§ Exercise
Convert the data, from its first line through the line containing "legend-swatch-severe [399, 517, 409, 527]" inclusive, into a JSON list of strings with one string per line, leaving out any blank lines.

§ Entries supplied
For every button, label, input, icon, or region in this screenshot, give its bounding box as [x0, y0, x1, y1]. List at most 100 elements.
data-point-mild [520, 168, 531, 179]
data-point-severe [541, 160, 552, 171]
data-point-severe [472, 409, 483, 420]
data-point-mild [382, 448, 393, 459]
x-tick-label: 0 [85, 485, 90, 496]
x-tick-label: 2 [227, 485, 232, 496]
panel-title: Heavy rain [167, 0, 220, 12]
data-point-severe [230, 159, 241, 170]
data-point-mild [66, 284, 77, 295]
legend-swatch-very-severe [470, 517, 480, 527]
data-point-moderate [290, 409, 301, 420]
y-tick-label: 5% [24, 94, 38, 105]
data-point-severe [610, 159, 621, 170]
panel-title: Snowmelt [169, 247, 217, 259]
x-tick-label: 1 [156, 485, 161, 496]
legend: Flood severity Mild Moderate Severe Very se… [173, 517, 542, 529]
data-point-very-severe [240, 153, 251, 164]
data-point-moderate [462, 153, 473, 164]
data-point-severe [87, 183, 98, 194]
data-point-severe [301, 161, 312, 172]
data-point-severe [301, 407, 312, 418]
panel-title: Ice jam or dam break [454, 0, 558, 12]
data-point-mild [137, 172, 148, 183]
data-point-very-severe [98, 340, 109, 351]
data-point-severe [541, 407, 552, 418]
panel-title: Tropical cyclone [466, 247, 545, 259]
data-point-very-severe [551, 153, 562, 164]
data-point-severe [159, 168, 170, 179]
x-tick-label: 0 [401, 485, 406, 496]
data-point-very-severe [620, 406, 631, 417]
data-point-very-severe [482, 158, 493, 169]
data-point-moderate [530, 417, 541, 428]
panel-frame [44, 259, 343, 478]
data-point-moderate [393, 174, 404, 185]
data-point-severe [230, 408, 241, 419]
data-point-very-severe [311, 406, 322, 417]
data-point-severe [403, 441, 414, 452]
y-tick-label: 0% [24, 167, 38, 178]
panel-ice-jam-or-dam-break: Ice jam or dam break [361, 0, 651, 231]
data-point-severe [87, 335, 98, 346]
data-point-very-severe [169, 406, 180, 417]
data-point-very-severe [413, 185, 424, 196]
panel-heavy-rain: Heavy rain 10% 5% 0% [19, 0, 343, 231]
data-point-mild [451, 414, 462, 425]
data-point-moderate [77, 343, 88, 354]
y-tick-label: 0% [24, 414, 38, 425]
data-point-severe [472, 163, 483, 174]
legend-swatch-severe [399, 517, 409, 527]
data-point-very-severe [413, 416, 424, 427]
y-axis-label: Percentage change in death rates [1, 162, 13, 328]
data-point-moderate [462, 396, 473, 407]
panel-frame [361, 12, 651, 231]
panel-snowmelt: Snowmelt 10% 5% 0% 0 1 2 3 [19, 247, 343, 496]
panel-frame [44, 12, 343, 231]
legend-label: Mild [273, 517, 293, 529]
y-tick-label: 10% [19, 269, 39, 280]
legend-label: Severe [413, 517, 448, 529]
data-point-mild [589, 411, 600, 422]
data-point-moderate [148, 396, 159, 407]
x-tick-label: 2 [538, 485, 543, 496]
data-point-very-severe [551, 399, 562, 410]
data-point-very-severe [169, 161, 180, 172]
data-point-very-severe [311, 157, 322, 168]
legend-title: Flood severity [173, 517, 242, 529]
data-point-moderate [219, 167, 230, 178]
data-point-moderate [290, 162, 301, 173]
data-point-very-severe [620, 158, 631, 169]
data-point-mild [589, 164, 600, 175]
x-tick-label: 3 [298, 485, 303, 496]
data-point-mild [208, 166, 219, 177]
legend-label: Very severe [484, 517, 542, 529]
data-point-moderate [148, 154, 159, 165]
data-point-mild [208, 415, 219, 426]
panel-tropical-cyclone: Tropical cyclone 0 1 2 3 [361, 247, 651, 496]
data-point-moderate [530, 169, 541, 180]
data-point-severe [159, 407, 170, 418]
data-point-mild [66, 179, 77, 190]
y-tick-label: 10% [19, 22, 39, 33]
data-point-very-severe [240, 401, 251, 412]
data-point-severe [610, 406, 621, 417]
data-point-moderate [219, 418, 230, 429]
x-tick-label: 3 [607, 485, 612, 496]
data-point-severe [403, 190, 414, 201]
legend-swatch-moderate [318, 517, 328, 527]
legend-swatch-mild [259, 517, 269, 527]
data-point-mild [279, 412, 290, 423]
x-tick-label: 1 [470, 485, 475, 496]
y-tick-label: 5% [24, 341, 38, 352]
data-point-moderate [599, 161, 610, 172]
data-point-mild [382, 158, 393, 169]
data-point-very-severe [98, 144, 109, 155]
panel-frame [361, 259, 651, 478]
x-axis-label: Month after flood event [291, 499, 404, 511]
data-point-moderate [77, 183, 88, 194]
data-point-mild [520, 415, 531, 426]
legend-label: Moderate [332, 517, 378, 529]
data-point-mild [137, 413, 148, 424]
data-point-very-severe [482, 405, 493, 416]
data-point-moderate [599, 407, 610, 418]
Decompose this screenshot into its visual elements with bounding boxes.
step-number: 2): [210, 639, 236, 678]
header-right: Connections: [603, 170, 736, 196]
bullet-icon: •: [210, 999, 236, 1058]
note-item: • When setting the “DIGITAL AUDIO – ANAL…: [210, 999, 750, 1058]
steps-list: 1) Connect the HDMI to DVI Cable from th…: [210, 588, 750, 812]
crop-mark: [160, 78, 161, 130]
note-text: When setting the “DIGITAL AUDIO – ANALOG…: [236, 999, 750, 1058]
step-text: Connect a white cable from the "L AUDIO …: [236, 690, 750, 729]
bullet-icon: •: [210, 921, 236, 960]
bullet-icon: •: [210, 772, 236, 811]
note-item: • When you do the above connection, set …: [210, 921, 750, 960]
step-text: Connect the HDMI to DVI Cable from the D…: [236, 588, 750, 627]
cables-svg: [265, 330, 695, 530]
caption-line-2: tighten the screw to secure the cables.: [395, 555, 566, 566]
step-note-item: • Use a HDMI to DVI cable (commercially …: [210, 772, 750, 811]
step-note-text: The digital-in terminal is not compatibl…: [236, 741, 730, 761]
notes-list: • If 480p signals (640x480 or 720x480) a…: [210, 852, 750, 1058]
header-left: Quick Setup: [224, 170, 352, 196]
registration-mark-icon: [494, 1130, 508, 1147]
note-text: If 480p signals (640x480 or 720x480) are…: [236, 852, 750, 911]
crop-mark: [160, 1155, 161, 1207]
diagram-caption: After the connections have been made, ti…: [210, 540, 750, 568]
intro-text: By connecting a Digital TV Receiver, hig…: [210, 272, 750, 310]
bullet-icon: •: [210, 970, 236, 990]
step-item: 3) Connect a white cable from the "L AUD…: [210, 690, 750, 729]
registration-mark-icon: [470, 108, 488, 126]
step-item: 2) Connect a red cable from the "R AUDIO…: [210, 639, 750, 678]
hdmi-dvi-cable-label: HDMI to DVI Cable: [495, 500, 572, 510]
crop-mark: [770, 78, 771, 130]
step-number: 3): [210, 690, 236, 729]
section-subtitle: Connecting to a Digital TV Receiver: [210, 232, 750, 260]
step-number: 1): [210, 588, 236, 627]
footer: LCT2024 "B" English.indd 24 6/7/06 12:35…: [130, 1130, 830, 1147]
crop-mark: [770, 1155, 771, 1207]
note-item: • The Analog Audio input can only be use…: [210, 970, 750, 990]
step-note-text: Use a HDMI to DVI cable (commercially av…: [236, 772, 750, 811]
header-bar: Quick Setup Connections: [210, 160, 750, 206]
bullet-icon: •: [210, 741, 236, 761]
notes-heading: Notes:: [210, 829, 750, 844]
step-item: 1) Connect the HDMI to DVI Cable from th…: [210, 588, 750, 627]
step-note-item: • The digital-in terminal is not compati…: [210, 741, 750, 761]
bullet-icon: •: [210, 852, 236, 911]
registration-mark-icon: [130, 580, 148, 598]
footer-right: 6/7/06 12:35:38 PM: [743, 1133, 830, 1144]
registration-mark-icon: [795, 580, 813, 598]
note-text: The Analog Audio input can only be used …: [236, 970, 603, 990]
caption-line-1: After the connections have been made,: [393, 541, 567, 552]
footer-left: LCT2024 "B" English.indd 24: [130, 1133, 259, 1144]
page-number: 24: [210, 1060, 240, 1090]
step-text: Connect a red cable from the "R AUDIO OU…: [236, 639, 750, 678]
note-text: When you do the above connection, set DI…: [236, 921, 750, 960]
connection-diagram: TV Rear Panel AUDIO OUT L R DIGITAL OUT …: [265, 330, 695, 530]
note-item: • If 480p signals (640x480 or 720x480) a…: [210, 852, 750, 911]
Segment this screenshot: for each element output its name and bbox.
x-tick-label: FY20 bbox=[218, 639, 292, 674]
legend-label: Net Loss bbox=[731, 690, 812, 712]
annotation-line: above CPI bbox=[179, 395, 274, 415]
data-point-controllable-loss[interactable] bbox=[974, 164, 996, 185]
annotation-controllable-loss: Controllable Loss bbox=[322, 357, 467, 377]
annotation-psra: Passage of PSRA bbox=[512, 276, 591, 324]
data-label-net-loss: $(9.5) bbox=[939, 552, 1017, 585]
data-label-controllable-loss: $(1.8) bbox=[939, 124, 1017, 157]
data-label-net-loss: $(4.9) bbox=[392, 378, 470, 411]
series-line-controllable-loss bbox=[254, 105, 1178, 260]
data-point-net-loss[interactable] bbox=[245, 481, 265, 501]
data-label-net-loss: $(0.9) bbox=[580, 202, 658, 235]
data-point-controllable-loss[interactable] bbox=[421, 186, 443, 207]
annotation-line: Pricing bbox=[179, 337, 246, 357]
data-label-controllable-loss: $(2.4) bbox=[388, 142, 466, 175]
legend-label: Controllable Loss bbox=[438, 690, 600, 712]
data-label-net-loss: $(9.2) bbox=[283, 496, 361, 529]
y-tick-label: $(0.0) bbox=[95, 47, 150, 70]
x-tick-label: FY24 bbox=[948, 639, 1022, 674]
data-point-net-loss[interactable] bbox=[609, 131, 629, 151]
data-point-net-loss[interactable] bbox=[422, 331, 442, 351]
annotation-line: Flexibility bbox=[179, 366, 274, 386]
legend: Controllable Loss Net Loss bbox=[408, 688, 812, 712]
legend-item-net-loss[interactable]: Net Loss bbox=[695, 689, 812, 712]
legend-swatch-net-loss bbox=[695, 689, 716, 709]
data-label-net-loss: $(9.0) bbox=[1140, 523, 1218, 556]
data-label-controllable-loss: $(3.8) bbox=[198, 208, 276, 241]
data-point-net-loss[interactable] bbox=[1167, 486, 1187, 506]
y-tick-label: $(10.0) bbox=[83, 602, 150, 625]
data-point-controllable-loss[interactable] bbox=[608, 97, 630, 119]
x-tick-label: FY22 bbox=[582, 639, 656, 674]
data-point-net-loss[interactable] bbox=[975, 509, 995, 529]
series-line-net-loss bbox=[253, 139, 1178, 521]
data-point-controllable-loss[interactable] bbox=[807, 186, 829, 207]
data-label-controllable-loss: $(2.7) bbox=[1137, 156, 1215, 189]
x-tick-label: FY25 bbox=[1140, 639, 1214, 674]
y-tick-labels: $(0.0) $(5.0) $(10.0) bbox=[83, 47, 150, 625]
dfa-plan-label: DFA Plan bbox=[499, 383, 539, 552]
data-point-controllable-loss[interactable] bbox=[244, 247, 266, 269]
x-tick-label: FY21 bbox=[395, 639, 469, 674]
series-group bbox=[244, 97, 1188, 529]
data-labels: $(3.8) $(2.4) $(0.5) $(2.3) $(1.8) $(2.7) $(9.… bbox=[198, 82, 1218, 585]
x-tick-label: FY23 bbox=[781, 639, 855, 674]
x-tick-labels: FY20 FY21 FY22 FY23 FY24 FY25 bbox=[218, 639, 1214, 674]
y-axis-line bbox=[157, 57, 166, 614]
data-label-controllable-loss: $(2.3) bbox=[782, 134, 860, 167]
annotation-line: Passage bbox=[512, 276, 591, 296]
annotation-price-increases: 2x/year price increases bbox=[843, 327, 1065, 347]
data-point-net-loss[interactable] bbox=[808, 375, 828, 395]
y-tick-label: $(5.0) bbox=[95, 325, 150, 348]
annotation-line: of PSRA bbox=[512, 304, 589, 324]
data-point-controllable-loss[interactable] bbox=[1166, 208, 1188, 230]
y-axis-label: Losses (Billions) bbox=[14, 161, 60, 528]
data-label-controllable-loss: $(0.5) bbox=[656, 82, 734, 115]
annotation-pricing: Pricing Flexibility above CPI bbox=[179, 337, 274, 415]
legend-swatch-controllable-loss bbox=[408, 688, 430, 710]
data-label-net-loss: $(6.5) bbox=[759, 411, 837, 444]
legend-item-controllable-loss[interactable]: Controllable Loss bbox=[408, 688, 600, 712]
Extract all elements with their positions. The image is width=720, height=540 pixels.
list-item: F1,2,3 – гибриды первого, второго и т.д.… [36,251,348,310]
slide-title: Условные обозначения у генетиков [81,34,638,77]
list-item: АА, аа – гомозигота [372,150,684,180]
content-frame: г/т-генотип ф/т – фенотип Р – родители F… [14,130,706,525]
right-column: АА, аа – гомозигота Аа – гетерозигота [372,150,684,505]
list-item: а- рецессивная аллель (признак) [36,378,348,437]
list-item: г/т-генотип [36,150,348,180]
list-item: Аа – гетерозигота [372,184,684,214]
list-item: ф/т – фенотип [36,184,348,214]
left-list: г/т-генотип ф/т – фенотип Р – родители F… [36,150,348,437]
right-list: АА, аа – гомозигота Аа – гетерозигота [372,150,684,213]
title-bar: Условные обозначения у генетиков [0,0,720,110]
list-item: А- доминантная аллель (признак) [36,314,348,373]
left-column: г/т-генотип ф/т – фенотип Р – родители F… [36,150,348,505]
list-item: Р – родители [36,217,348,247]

§ Result of this task
[
  "For every button, label, input, icon, or region in this screenshot, give its bounding box as [x0, y0, x1, y1]. List at most 100 elements.",
  "data-point-mild [520, 168, 531, 179]",
  "data-point-severe [541, 160, 552, 171]",
  "data-point-severe [472, 409, 483, 420]",
  "data-point-mild [382, 448, 393, 459]",
  "x-tick-label: 0 [85, 485, 90, 496]",
  "x-tick-label: 2 [227, 485, 232, 496]",
  "panel-title: Heavy rain [167, 0, 220, 12]",
  "data-point-severe [230, 159, 241, 170]",
  "data-point-mild [66, 284, 77, 295]",
  "legend-swatch-very-severe [470, 517, 480, 527]",
  "data-point-moderate [290, 409, 301, 420]",
  "y-tick-label: 5% [24, 94, 38, 105]",
  "data-point-severe [610, 159, 621, 170]",
  "panel-title: Snowmelt [169, 247, 217, 259]",
  "x-tick-label: 1 [156, 485, 161, 496]",
  "legend: Flood severity Mild Moderate Severe Very se… [173, 517, 542, 529]",
  "data-point-very-severe [240, 153, 251, 164]",
  "data-point-moderate [462, 153, 473, 164]",
  "data-point-severe [87, 183, 98, 194]",
  "data-point-severe [301, 161, 312, 172]",
  "data-point-severe [301, 407, 312, 418]",
  "panel-title: Ice jam or dam break [454, 0, 558, 12]",
  "data-point-mild [137, 172, 148, 183]",
  "data-point-very-severe [98, 340, 109, 351]",
  "data-point-severe [541, 407, 552, 418]",
  "panel-title: Tropical cyclone [466, 247, 545, 259]",
  "data-point-very-severe [551, 153, 562, 164]",
  "data-point-severe [159, 168, 170, 179]",
  "x-tick-label: 0 [401, 485, 406, 496]",
  "data-point-very-severe [620, 406, 631, 417]",
  "data-point-very-severe [482, 158, 493, 169]",
  "data-point-moderate [530, 417, 541, 428]",
  "panel-frame [44, 259, 343, 478]",
  "data-point-moderate [393, 174, 404, 185]",
  "data-point-severe [230, 408, 241, 419]",
  "data-point-very-severe [311, 406, 322, 417]",
  "data-point-severe [403, 441, 414, 452]",
  "y-tick-label: 0% [24, 167, 38, 178]",
  "panel-ice-jam-or-dam-break: Ice jam or dam break [361, 0, 651, 231]",
  "data-point-severe [87, 335, 98, 346]",
  "data-point-very-severe [169, 406, 180, 417]",
  "data-point-very-severe [413, 185, 424, 196]",
  "panel-heavy-rain: Heavy rain 10% 5% 0% [19, 0, 343, 231]",
  "data-point-mild [451, 414, 462, 425]",
  "data-point-moderate [77, 343, 88, 354]",
  "y-tick-label: 0% [24, 414, 38, 425]",
  "data-point-severe [472, 163, 483, 174]",
  "legend-swatch-severe [399, 517, 409, 527]"
]